::: Supplied data :::

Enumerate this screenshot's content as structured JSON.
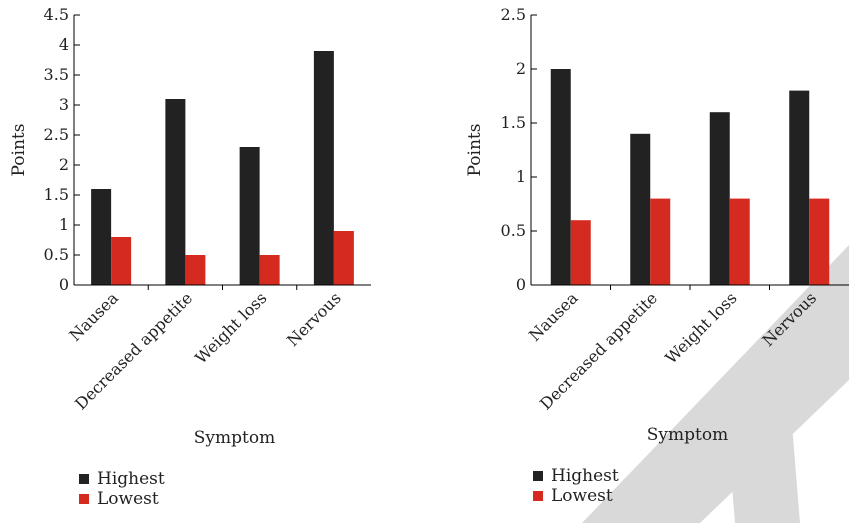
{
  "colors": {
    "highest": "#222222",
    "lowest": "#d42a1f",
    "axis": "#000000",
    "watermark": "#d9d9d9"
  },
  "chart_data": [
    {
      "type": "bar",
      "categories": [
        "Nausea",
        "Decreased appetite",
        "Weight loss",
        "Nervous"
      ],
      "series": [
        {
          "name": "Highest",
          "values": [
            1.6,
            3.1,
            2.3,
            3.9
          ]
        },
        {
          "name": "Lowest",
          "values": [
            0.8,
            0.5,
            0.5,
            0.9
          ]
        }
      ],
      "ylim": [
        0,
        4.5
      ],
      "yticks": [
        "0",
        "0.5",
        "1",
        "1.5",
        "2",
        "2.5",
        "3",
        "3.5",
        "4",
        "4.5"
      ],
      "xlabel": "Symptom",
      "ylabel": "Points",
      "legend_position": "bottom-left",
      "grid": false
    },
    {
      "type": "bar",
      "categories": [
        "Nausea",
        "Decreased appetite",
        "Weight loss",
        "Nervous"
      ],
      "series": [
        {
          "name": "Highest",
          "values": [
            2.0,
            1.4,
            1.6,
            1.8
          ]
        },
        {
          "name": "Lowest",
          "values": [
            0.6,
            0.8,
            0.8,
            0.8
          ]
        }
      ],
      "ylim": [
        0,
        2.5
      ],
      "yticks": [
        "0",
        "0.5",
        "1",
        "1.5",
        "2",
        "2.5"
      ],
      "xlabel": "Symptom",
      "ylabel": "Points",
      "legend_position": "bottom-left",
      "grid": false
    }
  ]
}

:::

## [Short problem]
Repeat each entry exactly. Pictures do not belong in the copy.

## [Correct result]
Enumerate this screenshot's content as structured JSON.
{
  "colors": {
    "highest": "#222222",
    "lowest": "#d42a1f",
    "axis": "#000000",
    "watermark": "#d9d9d9"
  },
  "chart_data": [
    {
      "type": "bar",
      "categories": [
        "Nausea",
        "Decreased appetite",
        "Weight loss",
        "Nervous"
      ],
      "series": [
        {
          "name": "Highest",
          "values": [
            1.6,
            3.1,
            2.3,
            3.9
          ]
        },
        {
          "name": "Lowest",
          "values": [
            0.8,
            0.5,
            0.5,
            0.9
          ]
        }
      ],
      "ylim": [
        0,
        4.5
      ],
      "yticks": [
        "0",
        "0.5",
        "1",
        "1.5",
        "2",
        "2.5",
        "3",
        "3.5",
        "4",
        "4.5"
      ],
      "xlabel": "Symptom",
      "ylabel": "Points",
      "legend_position": "bottom-left",
      "grid": false
    },
    {
      "type": "bar",
      "categories": [
        "Nausea",
        "Decreased appetite",
        "Weight loss",
        "Nervous"
      ],
      "series": [
        {
          "name": "Highest",
          "values": [
            2.0,
            1.4,
            1.6,
            1.8
          ]
        },
        {
          "name": "Lowest",
          "values": [
            0.6,
            0.8,
            0.8,
            0.8
          ]
        }
      ],
      "ylim": [
        0,
        2.5
      ],
      "yticks": [
        "0",
        "0.5",
        "1",
        "1.5",
        "2",
        "2.5"
      ],
      "xlabel": "Symptom",
      "ylabel": "Points",
      "legend_position": "bottom-left",
      "grid": false
    }
  ]
}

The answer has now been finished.